## [ACTIVITY]
Output each record in full, exactly as it stands.

## [RECORD SET]
- - -

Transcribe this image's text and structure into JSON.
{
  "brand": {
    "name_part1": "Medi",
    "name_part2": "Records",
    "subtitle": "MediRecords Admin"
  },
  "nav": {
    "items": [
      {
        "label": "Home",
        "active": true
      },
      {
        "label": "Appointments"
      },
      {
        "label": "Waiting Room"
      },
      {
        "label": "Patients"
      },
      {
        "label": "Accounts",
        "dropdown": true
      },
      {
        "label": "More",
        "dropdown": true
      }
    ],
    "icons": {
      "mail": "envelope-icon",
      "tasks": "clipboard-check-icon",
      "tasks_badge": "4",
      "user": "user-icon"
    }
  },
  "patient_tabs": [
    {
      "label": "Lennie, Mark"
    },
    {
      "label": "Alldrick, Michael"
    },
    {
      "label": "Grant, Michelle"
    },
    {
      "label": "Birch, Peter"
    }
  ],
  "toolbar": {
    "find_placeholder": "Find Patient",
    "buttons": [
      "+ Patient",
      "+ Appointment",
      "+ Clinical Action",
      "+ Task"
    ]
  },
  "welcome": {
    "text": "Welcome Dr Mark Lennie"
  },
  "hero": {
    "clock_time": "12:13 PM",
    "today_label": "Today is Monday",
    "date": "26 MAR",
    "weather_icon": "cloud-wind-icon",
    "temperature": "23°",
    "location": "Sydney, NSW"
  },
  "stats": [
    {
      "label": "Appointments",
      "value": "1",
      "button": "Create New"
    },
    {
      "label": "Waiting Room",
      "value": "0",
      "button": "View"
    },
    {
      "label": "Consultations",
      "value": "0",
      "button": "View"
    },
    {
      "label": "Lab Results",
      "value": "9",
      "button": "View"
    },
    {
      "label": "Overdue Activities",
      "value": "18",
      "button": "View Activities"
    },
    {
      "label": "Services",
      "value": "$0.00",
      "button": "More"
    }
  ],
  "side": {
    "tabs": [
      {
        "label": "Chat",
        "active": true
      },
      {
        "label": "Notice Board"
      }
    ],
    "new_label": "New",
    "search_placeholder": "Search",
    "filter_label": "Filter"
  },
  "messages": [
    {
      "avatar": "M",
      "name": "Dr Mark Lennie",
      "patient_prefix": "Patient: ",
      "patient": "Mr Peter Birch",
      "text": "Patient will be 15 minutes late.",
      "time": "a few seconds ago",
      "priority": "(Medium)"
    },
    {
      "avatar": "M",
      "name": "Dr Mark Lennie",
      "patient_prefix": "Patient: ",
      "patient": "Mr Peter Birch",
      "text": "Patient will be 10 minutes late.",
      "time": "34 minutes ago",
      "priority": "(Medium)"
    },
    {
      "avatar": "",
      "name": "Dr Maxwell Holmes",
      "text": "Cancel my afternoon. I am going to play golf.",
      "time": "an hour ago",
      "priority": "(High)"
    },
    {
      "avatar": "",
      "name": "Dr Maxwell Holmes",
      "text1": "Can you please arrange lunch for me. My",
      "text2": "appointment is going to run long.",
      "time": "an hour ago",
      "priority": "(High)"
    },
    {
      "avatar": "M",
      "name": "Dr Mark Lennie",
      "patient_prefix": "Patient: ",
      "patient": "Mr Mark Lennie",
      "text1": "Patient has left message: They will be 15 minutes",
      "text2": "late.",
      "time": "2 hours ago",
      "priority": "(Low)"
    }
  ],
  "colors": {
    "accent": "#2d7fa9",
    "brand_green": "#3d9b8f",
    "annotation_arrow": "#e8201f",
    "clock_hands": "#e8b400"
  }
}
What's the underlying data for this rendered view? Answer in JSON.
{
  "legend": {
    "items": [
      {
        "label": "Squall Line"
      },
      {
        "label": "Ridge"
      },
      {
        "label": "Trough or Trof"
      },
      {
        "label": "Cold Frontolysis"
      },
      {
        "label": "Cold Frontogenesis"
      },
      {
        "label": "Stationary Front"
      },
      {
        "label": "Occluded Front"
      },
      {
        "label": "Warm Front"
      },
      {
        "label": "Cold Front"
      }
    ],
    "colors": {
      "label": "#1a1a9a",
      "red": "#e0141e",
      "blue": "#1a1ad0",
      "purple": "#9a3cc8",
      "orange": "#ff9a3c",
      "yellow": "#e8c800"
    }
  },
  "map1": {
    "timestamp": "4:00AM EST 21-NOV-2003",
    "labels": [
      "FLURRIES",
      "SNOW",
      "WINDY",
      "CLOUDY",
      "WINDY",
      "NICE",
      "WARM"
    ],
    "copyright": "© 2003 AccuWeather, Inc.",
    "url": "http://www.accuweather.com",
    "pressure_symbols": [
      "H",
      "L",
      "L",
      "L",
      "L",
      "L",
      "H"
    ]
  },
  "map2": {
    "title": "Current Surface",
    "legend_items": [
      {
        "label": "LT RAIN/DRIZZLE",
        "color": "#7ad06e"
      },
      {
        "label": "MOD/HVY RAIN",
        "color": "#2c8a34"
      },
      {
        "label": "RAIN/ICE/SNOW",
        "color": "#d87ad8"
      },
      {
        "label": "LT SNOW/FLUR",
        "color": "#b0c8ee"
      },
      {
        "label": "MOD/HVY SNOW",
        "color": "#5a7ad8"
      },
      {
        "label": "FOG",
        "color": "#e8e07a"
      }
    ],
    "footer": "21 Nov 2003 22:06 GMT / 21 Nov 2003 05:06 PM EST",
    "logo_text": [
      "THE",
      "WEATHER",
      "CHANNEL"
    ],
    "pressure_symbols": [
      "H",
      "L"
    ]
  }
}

- - -

## [OUTPUT]
Transcribe this image's text and structure into JSON.
{
  "brand": {
    "name_part1": "Medi",
    "name_part2": "Records",
    "subtitle": "MediRecords Admin"
  },
  "nav": {
    "items": [
      {
        "label": "Home",
        "active": true
      },
      {
        "label": "Appointments"
      },
      {
        "label": "Waiting Room"
      },
      {
        "label": "Patients"
      },
      {
        "label": "Accounts",
        "dropdown": true
      },
      {
        "label": "More",
        "dropdown": true
      }
    ],
    "icons": {
      "mail": "envelope-icon",
      "tasks": "clipboard-check-icon",
      "tasks_badge": "4",
      "user": "user-icon"
    }
  },
  "patient_tabs": [
    {
      "label": "Lennie, Mark"
    },
    {
      "label": "Alldrick, Michael"
    },
    {
      "label": "Grant, Michelle"
    },
    {
      "label": "Birch, Peter"
    }
  ],
  "toolbar": {
    "find_placeholder": "Find Patient",
    "buttons": [
      "+ Patient",
      "+ Appointment",
      "+ Clinical Action",
      "+ Task"
    ]
  },
  "welcome": {
    "text": "Welcome Dr Mark Lennie"
  },
  "hero": {
    "clock_time": "12:13 PM",
    "today_label": "Today is Monday",
    "date": "26 MAR",
    "weather_icon": "cloud-wind-icon",
    "temperature": "23°",
    "location": "Sydney, NSW"
  },
  "stats": [
    {
      "label": "Appointments",
      "value": "1",
      "button": "Create New"
    },
    {
      "label": "Waiting Room",
      "value": "0",
      "button": "View"
    },
    {
      "label": "Consultations",
      "value": "0",
      "button": "View"
    },
    {
      "label": "Lab Results",
      "value": "9",
      "button": "View"
    },
    {
      "label": "Overdue Activities",
      "value": "18",
      "button": "View Activities"
    },
    {
      "label": "Services",
      "value": "$0.00",
      "button": "More"
    }
  ],
  "side": {
    "tabs": [
      {
        "label": "Chat",
        "active": true
      },
      {
        "label": "Notice Board"
      }
    ],
    "new_label": "New",
    "search_placeholder": "Search",
    "filter_label": "Filter"
  },
  "messages": [
    {
      "avatar": "M",
      "name": "Dr Mark Lennie",
      "patient_prefix": "Patient: ",
      "patient": "Mr Peter Birch",
      "text": "Patient will be 15 minutes late.",
      "time": "a few seconds ago",
      "priority": "(Medium)"
    },
    {
      "avatar": "M",
      "name": "Dr Mark Lennie",
      "patient_prefix": "Patient: ",
      "patient": "Mr Peter Birch",
      "text": "Patient will be 10 minutes late.",
      "time": "34 minutes ago",
      "priority": "(Medium)"
    },
    {
      "avatar": "",
      "name": "Dr Maxwell Holmes",
      "text": "Cancel my afternoon. I am going to play golf.",
      "time": "an hour ago",
      "priority": "(High)"
    },
    {
      "avatar": "",
      "name": "Dr Maxwell Holmes",
      "text1": "Can you please arrange lunch for me. My",
      "text2": "appointment is going to run long.",
      "time": "an hour ago",
      "priority": "(High)"
    },
    {
      "avatar": "M",
      "name": "Dr Mark Lennie",
      "patient_prefix": "Patient: ",
      "patient": "Mr Mark Lennie",
      "text1": "Patient has left message: They will be 15 minutes",
      "text2": "late.",
      "time": "2 hours ago",
      "priority": "(Low)"
    }
  ],
  "colors": {
    "accent": "#2d7fa9",
    "brand_green": "#3d9b8f",
    "annotation_arrow": "#e8201f",
    "clock_hands": "#e8b400"
  }
}
What's the underlying data for this rendered view? Answer in JSON.
{
  "legend": {
    "items": [
      {
        "label": "Squall Line"
      },
      {
        "label": "Ridge"
      },
      {
        "label": "Trough or Trof"
      },
      {
        "label": "Cold Frontolysis"
      },
      {
        "label": "Cold Frontogenesis"
      },
      {
        "label": "Stationary Front"
      },
      {
        "label": "Occluded Front"
      },
      {
        "label": "Warm Front"
      },
      {
        "label": "Cold Front"
      }
    ],
    "colors": {
      "label": "#1a1a9a",
      "red": "#e0141e",
      "blue": "#1a1ad0",
      "purple": "#9a3cc8",
      "orange": "#ff9a3c",
      "yellow": "#e8c800"
    }
  },
  "map1": {
    "timestamp": "4:00AM EST 21-NOV-2003",
    "labels": [
      "FLURRIES",
      "SNOW",
      "WINDY",
      "CLOUDY",
      "WINDY",
      "NICE",
      "WARM"
    ],
    "copyright": "© 2003 AccuWeather, Inc.",
    "url": "http://www.accuweather.com",
    "pressure_symbols": [
      "H",
      "L",
      "L",
      "L",
      "L",
      "L",
      "H"
    ]
  },
  "map2": {
    "title": "Current Surface",
    "legend_items": [
      {
        "label": "LT RAIN/DRIZZLE",
        "color": "#7ad06e"
      },
      {
        "label": "MOD/HVY RAIN",
        "color": "#2c8a34"
      },
      {
        "label": "RAIN/ICE/SNOW",
        "color": "#d87ad8"
      },
      {
        "label": "LT SNOW/FLUR",
        "color": "#b0c8ee"
      },
      {
        "label": "MOD/HVY SNOW",
        "color": "#5a7ad8"
      },
      {
        "label": "FOG",
        "color": "#e8e07a"
      }
    ],
    "footer": "21 Nov 2003 22:06 GMT / 21 Nov 2003 05:06 PM EST",
    "logo_text": [
      "THE",
      "WEATHER",
      "CHANNEL"
    ],
    "pressure_symbols": [
      "H",
      "L"
    ]
  }
}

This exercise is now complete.